_WHAT IS EXPECTED_: Go through the data and copy every line exactly, but not the images.

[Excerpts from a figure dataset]
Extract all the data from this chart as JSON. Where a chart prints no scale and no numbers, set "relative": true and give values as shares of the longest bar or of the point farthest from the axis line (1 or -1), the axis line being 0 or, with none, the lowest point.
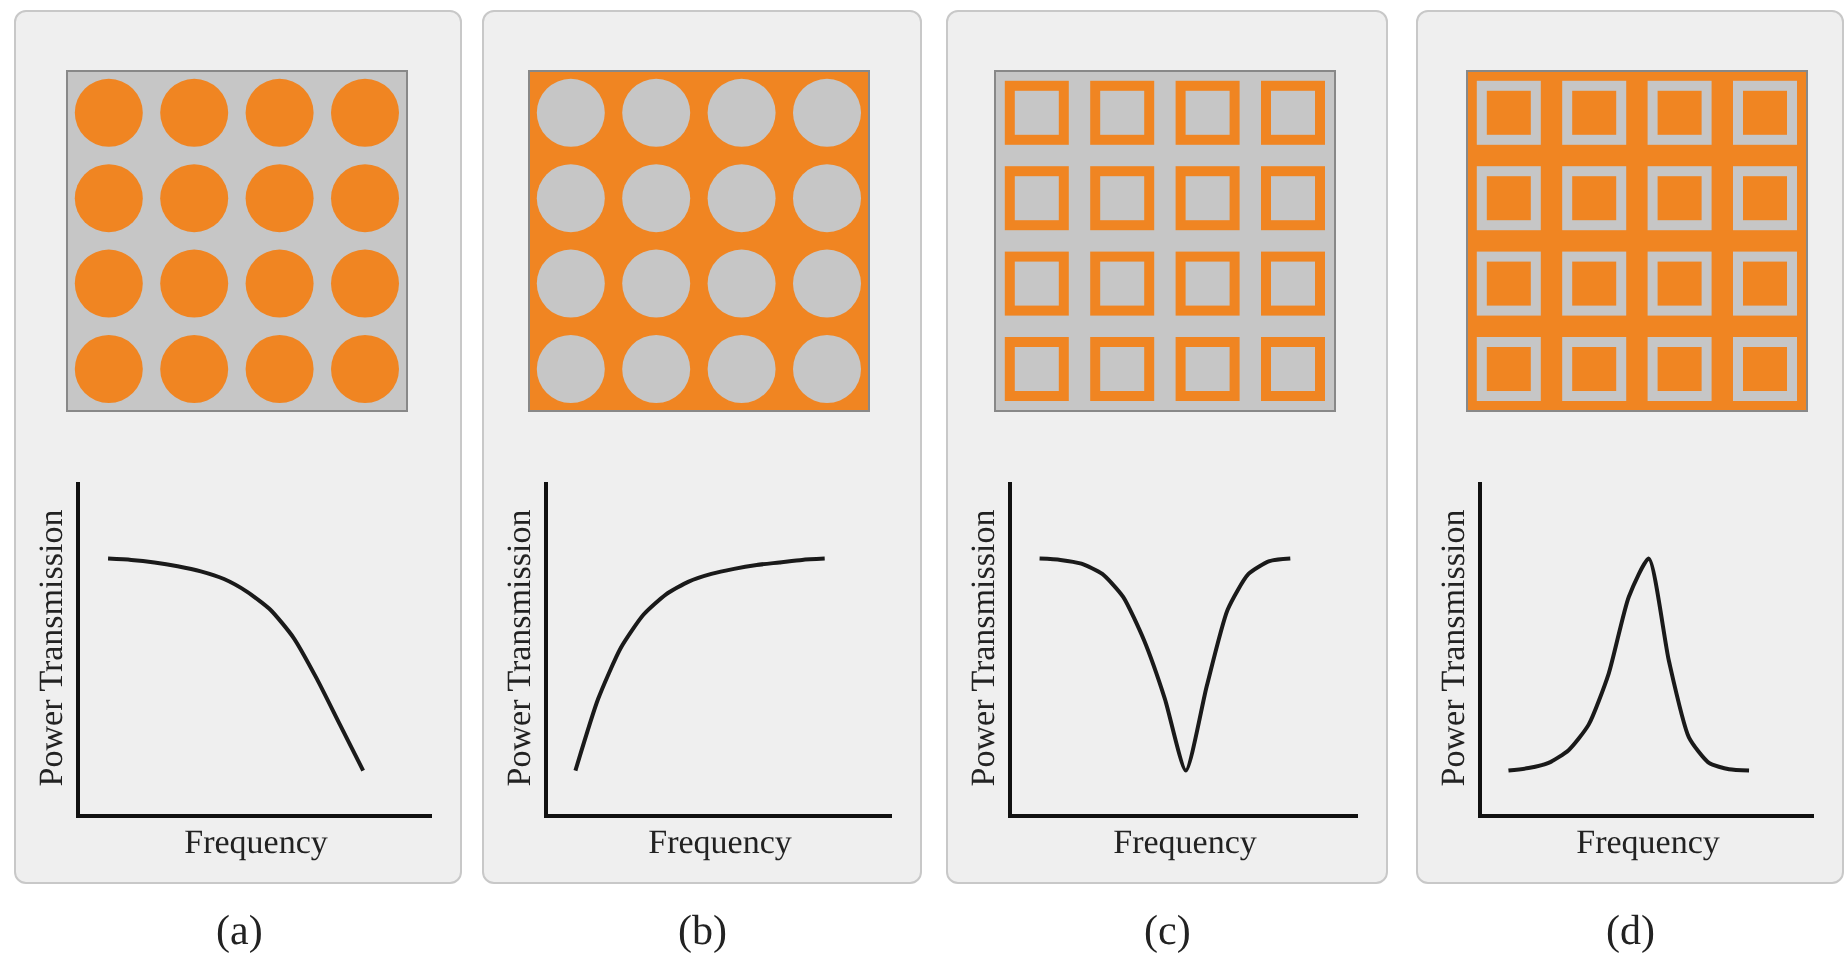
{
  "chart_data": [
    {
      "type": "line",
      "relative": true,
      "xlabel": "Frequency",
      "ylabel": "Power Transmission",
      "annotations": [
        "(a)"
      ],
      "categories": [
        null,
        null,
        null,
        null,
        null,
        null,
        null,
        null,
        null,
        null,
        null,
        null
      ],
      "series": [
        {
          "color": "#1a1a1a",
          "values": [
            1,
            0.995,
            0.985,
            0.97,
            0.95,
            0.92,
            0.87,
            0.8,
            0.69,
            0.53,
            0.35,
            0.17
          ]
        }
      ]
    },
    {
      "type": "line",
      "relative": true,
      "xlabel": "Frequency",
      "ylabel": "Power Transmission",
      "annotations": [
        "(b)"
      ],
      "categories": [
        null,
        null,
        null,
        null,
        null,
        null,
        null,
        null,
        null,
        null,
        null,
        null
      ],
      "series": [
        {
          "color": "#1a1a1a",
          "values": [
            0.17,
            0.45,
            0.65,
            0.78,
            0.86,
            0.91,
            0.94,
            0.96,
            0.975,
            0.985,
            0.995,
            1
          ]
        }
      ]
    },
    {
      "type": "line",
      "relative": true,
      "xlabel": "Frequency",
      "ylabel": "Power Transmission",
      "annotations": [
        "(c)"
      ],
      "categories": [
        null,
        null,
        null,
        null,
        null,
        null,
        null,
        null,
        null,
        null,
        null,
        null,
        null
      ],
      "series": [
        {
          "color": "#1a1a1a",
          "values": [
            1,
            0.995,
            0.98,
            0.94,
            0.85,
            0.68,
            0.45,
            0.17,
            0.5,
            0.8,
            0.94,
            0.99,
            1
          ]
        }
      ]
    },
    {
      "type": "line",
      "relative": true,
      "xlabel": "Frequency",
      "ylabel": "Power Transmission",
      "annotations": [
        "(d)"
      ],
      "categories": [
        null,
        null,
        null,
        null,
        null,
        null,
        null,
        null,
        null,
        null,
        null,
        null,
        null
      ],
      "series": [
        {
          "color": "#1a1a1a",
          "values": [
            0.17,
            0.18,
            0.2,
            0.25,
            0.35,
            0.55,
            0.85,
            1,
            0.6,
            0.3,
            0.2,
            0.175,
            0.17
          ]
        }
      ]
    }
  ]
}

_RESPONSE FOR THIS EXERCISE_:
Extract all the data from this chart as JSON. Where a chart prints no scale and no numbers, set "relative": true and give values as shares of the longest bar or of the point farthest from the axis line (1 or -1), the axis line being 0 or, with none, the lowest point.
{
  "chart_data": [
    {
      "type": "line",
      "relative": true,
      "xlabel": "Frequency",
      "ylabel": "Power Transmission",
      "annotations": [
        "(a)"
      ],
      "categories": [
        null,
        null,
        null,
        null,
        null,
        null,
        null,
        null,
        null,
        null,
        null,
        null
      ],
      "series": [
        {
          "color": "#1a1a1a",
          "values": [
            1,
            0.995,
            0.985,
            0.97,
            0.95,
            0.92,
            0.87,
            0.8,
            0.69,
            0.53,
            0.35,
            0.17
          ]
        }
      ]
    },
    {
      "type": "line",
      "relative": true,
      "xlabel": "Frequency",
      "ylabel": "Power Transmission",
      "annotations": [
        "(b)"
      ],
      "categories": [
        null,
        null,
        null,
        null,
        null,
        null,
        null,
        null,
        null,
        null,
        null,
        null
      ],
      "series": [
        {
          "color": "#1a1a1a",
          "values": [
            0.17,
            0.45,
            0.65,
            0.78,
            0.86,
            0.91,
            0.94,
            0.96,
            0.975,
            0.985,
            0.995,
            1
          ]
        }
      ]
    },
    {
      "type": "line",
      "relative": true,
      "xlabel": "Frequency",
      "ylabel": "Power Transmission",
      "annotations": [
        "(c)"
      ],
      "categories": [
        null,
        null,
        null,
        null,
        null,
        null,
        null,
        null,
        null,
        null,
        null,
        null,
        null
      ],
      "series": [
        {
          "color": "#1a1a1a",
          "values": [
            1,
            0.995,
            0.98,
            0.94,
            0.85,
            0.68,
            0.45,
            0.17,
            0.5,
            0.8,
            0.94,
            0.99,
            1
          ]
        }
      ]
    },
    {
      "type": "line",
      "relative": true,
      "xlabel": "Frequency",
      "ylabel": "Power Transmission",
      "annotations": [
        "(d)"
      ],
      "categories": [
        null,
        null,
        null,
        null,
        null,
        null,
        null,
        null,
        null,
        null,
        null,
        null,
        null
      ],
      "series": [
        {
          "color": "#1a1a1a",
          "values": [
            0.17,
            0.18,
            0.2,
            0.25,
            0.35,
            0.55,
            0.85,
            1,
            0.6,
            0.3,
            0.2,
            0.175,
            0.17
          ]
        }
      ]
    }
  ]
}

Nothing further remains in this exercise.